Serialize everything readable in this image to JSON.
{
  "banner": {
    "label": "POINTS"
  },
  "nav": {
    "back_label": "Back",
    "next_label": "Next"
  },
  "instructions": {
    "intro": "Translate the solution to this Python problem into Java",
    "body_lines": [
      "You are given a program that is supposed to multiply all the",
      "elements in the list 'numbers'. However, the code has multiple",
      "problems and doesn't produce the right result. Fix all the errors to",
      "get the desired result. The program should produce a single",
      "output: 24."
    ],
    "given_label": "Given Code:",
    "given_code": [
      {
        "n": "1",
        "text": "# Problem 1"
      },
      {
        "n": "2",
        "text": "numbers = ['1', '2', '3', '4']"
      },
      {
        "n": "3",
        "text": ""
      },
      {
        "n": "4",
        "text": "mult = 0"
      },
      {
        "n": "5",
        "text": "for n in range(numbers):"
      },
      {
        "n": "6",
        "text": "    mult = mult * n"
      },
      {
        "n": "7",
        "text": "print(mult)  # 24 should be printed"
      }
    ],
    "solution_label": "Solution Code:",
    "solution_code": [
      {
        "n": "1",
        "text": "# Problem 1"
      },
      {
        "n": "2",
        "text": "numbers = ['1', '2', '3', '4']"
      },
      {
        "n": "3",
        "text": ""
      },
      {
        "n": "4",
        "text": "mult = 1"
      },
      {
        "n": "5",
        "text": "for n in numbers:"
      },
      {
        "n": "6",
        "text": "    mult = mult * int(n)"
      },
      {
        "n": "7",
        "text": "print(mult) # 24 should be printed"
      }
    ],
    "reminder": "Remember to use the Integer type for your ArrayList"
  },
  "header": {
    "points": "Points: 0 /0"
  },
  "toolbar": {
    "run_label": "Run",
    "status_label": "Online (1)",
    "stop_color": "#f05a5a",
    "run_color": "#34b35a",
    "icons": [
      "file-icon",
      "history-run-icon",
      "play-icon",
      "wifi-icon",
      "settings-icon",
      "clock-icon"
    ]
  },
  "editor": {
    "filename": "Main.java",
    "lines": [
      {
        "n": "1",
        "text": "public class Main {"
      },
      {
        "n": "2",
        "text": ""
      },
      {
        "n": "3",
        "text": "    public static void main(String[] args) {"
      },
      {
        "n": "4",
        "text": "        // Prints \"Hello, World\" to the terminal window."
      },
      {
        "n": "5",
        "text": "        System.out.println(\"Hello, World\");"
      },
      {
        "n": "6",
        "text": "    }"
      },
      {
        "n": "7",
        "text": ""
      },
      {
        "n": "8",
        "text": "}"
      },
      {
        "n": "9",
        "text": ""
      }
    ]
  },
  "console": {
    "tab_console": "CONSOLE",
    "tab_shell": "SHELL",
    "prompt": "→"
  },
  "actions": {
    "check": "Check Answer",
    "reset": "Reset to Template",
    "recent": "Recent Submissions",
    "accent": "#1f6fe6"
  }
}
# # # # # # #
Task to carry out: Restate the whole listing exactly, leaving out nothing.

Exercise result:
Serialize everything readable in this image to JSON.
{
  "banner": {
    "label": "POINTS"
  },
  "nav": {
    "back_label": "Back",
    "next_label": "Next"
  },
  "instructions": {
    "intro": "Translate the solution to this Python problem into Java",
    "body_lines": [
      "You are given a program that is supposed to multiply all the",
      "elements in the list 'numbers'. However, the code has multiple",
      "problems and doesn't produce the right result. Fix all the errors to",
      "get the desired result. The program should produce a single",
      "output: 24."
    ],
    "given_label": "Given Code:",
    "given_code": [
      {
        "n": "1",
        "text": "# Problem 1"
      },
      {
        "n": "2",
        "text": "numbers = ['1', '2', '3', '4']"
      },
      {
        "n": "3",
        "text": ""
      },
      {
        "n": "4",
        "text": "mult = 0"
      },
      {
        "n": "5",
        "text": "for n in range(numbers):"
      },
      {
        "n": "6",
        "text": "    mult = mult * n"
      },
      {
        "n": "7",
        "text": "print(mult)  # 24 should be printed"
      }
    ],
    "solution_label": "Solution Code:",
    "solution_code": [
      {
        "n": "1",
        "text": "# Problem 1"
      },
      {
        "n": "2",
        "text": "numbers = ['1', '2', '3', '4']"
      },
      {
        "n": "3",
        "text": ""
      },
      {
        "n": "4",
        "text": "mult = 1"
      },
      {
        "n": "5",
        "text": "for n in numbers:"
      },
      {
        "n": "6",
        "text": "    mult = mult * int(n)"
      },
      {
        "n": "7",
        "text": "print(mult) # 24 should be printed"
      }
    ],
    "reminder": "Remember to use the Integer type for your ArrayList"
  },
  "header": {
    "points": "Points: 0 /0"
  },
  "toolbar": {
    "run_label": "Run",
    "status_label": "Online (1)",
    "stop_color": "#f05a5a",
    "run_color": "#34b35a",
    "icons": [
      "file-icon",
      "history-run-icon",
      "play-icon",
      "wifi-icon",
      "settings-icon",
      "clock-icon"
    ]
  },
  "editor": {
    "filename": "Main.java",
    "lines": [
      {
        "n": "1",
        "text": "public class Main {"
      },
      {
        "n": "2",
        "text": ""
      },
      {
        "n": "3",
        "text": "    public static void main(String[] args) {"
      },
      {
        "n": "4",
        "text": "        // Prints \"Hello, World\" to the terminal window."
      },
      {
        "n": "5",
        "text": "        System.out.println(\"Hello, World\");"
      },
      {
        "n": "6",
        "text": "    }"
      },
      {
        "n": "7",
        "text": ""
      },
      {
        "n": "8",
        "text": "}"
      },
      {
        "n": "9",
        "text": ""
      }
    ]
  },
  "console": {
    "tab_console": "CONSOLE",
    "tab_shell": "SHELL",
    "prompt": "→"
  },
  "actions": {
    "check": "Check Answer",
    "reset": "Reset to Template",
    "recent": "Recent Submissions",
    "accent": "#1f6fe6"
  }
}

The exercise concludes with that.